A new progressive era?

That Labor’s return to office would be framed in grandiose terms, as a watershed shift from social conservatism to progressivism, was easy to predict. ‘But could this election portend a new progressive era?’, asked journalist Andrew West, hopefully. Predictable perhaps; but also delusional. Certainly, some symbolic ‘firsts’ have cascaded for the benefit of myth-makers: first female deputy prime minister, first openly gay minister who also happens to be of Chinese origin, first ministry containing so many women, and signing-up to Kyoto as a first item of business. The voters who mattered, though, were moved by more down-to-earth concerns. WorkChoices, the cost of living, interest rates and John Howard’s long time in office were decisive.

The new government’s own longevity depends on how well they remember this.

‘The voters who mattered’ were concentrated in those crucial suburban and regional electorates which changed hands. Once they were solid Labor supporters. Then they morphed into Howard battlers. Now they’re just swinging voters who’ll support whichever party appeals to them. They aren’t so many prodigal sons and daughters returning to their ‘natural’ party. A realignment - or more accurately, a disalignment - did occur in 1996. But it was Paul Keating who fractured Labor’s base. Howard just did a good job of holding on to a slab for so long.

Thereafter the old Whitlamite strategy was doomed. No stable majority can be forged by grafting middle class progressives onto a more conservative working class. In today’s shifting and fragmented landscape, a government with Whitlamite ambitions would be at serious risk. Judging by their campaign style, none of this is news to Kevin Rudd or senior party operatives.

Still, things could go wrong on another level.

Look at how things work in the information society. Across social policy fronts, networks of institutions, ‘experts’, activists and media gravitate toward lines of conventional thinking, often progressivist in tendency. This is underpinned by some long-term trends. Workforce polarisation between a growing class of knowledge workers and the broad mass of (blue and white collar) routine workers; socio-economic disparities between inner-urban and outer-suburban or rural regions; the pervasive reach and conformism of communications media - these, to name a few, are narrowing the social sources of our politics.

— Problems to work on —
**A)** In the text on a new progressive era, which four concerns are said to have been decisive for the voters who mattered?
**B)** From the text on a new progressive era, copy the part that opens with the words containing "Thereafter the old" and closes with "on another level.".
The records that come next have no connection to the text.

Records of where elements appear on the page
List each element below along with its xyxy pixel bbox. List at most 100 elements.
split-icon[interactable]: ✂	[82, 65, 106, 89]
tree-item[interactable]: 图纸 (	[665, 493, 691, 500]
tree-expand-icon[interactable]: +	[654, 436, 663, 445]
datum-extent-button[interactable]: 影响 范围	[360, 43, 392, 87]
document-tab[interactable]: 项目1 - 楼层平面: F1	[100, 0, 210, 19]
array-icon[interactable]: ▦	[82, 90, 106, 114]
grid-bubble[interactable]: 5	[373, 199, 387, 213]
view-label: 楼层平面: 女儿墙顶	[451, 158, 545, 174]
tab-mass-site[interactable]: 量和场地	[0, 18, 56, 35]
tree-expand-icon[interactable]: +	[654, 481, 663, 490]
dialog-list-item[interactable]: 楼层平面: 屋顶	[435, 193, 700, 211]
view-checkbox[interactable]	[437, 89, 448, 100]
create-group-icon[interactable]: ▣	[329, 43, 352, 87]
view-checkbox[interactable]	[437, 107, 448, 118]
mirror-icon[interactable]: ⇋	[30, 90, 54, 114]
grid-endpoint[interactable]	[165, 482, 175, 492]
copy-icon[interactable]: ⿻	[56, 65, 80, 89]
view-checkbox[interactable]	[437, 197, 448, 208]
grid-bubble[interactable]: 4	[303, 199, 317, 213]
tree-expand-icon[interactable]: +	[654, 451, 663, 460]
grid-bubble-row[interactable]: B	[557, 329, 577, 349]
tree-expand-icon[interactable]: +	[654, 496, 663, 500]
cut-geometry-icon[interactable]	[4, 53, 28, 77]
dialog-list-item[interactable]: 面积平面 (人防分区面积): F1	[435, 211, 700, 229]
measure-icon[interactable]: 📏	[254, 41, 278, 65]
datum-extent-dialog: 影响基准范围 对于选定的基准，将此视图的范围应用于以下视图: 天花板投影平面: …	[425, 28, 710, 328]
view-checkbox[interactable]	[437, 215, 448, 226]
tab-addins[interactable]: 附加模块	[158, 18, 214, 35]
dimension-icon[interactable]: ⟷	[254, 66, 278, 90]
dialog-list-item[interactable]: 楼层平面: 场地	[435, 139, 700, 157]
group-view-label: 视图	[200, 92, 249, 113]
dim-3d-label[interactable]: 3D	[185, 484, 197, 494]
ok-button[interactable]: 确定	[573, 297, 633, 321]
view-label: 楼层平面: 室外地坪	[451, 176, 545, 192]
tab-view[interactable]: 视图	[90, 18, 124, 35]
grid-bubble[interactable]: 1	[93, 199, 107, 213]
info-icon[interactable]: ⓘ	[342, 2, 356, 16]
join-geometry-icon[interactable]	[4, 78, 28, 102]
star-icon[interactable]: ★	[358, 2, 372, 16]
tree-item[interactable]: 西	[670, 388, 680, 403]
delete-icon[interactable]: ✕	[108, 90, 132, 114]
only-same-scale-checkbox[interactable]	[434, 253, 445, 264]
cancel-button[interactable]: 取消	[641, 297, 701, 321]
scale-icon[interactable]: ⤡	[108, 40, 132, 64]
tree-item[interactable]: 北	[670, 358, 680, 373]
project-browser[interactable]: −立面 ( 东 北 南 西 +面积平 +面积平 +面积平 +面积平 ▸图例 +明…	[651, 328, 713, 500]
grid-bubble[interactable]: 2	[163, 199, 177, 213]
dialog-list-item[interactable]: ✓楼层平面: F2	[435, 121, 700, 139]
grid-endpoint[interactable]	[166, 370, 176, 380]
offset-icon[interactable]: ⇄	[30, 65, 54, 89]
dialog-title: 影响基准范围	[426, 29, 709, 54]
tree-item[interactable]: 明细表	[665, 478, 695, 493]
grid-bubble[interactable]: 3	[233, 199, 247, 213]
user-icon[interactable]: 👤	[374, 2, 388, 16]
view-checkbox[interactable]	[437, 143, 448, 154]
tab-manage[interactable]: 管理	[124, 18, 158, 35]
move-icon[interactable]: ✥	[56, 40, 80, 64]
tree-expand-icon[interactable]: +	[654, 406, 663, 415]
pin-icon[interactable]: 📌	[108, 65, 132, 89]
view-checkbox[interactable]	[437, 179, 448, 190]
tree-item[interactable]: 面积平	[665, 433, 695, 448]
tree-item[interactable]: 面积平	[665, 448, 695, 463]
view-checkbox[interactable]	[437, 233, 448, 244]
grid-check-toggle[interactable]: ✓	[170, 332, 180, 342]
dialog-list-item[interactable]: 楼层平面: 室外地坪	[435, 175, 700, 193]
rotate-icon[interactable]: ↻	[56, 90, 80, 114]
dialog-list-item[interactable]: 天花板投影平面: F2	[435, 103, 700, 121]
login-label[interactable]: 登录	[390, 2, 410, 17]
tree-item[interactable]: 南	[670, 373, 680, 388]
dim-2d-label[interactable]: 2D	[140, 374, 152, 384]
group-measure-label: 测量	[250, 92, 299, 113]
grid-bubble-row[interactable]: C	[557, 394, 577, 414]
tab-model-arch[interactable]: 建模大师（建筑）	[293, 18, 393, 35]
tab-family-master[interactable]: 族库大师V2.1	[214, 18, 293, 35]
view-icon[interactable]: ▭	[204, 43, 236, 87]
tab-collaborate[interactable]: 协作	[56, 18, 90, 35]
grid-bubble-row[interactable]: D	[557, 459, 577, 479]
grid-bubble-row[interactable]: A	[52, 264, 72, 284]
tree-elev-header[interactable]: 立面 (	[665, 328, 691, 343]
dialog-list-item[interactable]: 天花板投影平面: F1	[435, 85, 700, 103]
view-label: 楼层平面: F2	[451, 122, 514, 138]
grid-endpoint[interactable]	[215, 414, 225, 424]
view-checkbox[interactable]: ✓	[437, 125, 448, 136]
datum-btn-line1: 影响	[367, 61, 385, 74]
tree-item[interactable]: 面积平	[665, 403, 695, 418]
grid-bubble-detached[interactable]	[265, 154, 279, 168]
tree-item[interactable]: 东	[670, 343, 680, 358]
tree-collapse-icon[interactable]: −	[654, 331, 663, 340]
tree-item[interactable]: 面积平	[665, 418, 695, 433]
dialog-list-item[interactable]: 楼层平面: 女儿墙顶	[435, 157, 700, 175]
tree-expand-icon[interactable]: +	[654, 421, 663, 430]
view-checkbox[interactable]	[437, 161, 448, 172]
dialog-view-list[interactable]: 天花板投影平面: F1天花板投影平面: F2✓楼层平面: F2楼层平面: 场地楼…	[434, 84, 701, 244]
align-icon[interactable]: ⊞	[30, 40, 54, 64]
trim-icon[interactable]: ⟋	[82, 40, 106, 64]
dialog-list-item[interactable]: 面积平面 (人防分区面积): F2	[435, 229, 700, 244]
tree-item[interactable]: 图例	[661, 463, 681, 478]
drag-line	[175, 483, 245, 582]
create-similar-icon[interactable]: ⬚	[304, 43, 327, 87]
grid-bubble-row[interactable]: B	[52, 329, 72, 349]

— Solutions to the exercise —
**A)** WorkChoices, the cost of living, interest rates and John Howard's long time in office.

**B)**
Thereafter the old Whitlamite strategy was doomed. No stable majority can be forged by grafting middle class progressives onto a more conservative working class. In today’s shifting and fragmented landscape, a government with Whitlamite ambitions would be at serious risk. Judging by their campaign style, none of this is news to Kevin Rudd or senior party operatives.

Still, things could go wrong on another level.